Dataset items
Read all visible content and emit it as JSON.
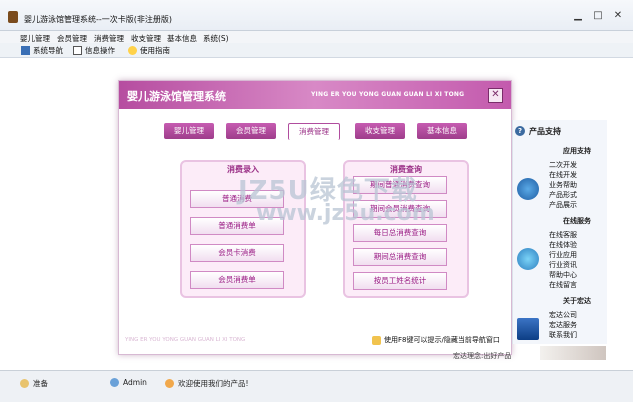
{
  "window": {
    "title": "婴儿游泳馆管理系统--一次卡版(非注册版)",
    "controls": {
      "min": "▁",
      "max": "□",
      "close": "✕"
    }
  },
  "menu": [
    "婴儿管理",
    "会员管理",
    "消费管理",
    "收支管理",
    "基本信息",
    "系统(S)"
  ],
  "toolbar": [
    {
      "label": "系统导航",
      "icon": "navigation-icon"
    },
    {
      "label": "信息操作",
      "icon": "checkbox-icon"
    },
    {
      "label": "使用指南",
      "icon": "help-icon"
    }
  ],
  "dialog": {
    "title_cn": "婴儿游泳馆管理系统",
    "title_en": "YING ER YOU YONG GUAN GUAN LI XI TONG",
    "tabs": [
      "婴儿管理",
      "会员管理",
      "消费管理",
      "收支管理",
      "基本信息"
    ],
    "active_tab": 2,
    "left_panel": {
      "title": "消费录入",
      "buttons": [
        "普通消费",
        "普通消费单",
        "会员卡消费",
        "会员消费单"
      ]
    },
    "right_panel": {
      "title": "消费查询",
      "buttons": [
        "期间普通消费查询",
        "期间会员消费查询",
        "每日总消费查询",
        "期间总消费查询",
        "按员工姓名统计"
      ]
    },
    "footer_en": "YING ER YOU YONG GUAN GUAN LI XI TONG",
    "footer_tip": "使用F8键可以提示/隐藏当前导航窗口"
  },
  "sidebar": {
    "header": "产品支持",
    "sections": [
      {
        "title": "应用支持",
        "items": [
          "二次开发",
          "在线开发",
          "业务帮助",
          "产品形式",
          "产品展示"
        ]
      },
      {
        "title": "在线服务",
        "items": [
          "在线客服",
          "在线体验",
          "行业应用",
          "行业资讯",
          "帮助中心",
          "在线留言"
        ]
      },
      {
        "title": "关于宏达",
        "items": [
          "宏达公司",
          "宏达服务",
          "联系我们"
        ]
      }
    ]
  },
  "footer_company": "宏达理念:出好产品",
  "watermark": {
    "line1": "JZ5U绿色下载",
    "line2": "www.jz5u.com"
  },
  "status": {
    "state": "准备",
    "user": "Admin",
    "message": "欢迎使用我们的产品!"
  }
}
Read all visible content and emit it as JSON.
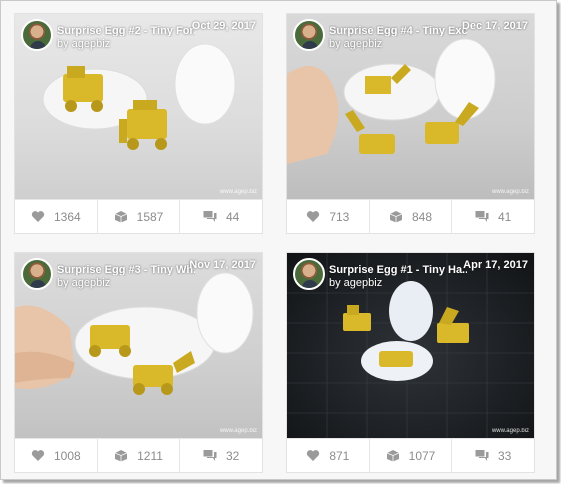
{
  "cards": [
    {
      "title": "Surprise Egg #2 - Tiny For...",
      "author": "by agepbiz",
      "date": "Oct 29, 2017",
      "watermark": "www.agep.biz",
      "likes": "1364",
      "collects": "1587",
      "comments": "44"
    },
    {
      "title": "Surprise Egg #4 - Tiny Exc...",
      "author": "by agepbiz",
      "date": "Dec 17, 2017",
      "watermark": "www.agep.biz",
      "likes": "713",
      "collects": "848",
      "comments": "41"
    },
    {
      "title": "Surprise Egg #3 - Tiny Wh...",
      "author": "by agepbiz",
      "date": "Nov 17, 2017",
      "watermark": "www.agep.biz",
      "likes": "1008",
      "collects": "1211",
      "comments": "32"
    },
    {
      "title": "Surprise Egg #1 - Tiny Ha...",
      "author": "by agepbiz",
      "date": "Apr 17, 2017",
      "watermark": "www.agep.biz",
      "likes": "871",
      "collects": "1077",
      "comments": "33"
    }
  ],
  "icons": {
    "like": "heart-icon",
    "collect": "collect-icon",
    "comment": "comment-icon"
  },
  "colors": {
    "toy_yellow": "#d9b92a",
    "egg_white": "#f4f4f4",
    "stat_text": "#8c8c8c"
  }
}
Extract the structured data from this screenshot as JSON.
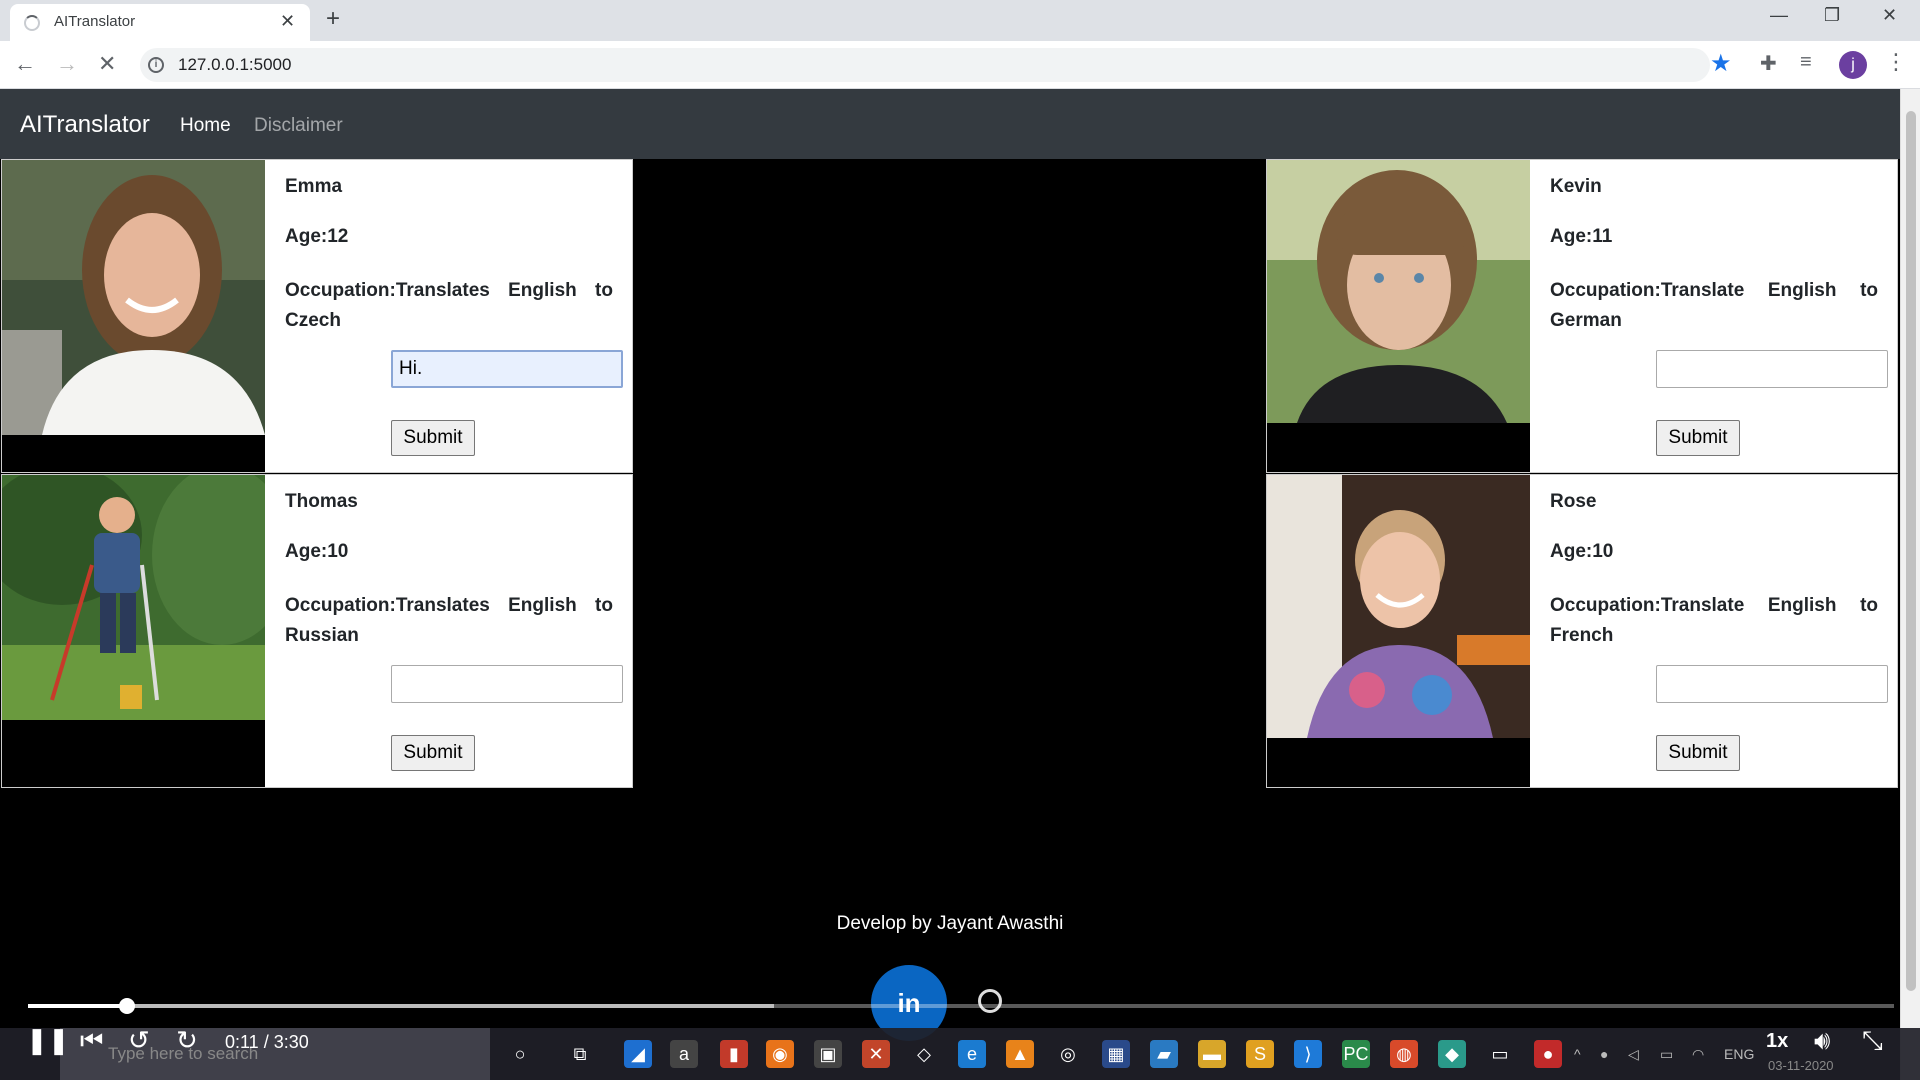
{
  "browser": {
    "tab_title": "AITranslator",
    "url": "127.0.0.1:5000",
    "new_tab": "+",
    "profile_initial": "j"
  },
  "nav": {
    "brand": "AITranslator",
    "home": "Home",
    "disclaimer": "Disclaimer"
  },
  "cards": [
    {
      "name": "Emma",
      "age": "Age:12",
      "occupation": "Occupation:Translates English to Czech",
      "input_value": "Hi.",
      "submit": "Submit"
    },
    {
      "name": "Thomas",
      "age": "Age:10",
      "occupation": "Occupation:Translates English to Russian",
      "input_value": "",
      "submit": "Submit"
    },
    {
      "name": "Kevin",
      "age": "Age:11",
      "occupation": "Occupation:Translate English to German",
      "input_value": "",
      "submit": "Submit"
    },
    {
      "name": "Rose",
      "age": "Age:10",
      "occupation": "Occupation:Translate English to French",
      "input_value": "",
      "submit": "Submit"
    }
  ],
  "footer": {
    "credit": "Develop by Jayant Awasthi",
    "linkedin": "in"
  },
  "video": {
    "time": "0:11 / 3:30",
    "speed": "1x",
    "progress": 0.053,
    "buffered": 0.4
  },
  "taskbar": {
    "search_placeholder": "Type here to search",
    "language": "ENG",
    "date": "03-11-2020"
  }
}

EXERCISE DIRECTIONS
Find every line that holds "YONG" and copy it.

FULL ANSWER
    "title_en": "YING ER YOU YONG GUAN GUAN LI XI TONG",
    "footer_en": "YING ER YOU YONG GUAN GUAN LI XI TONG",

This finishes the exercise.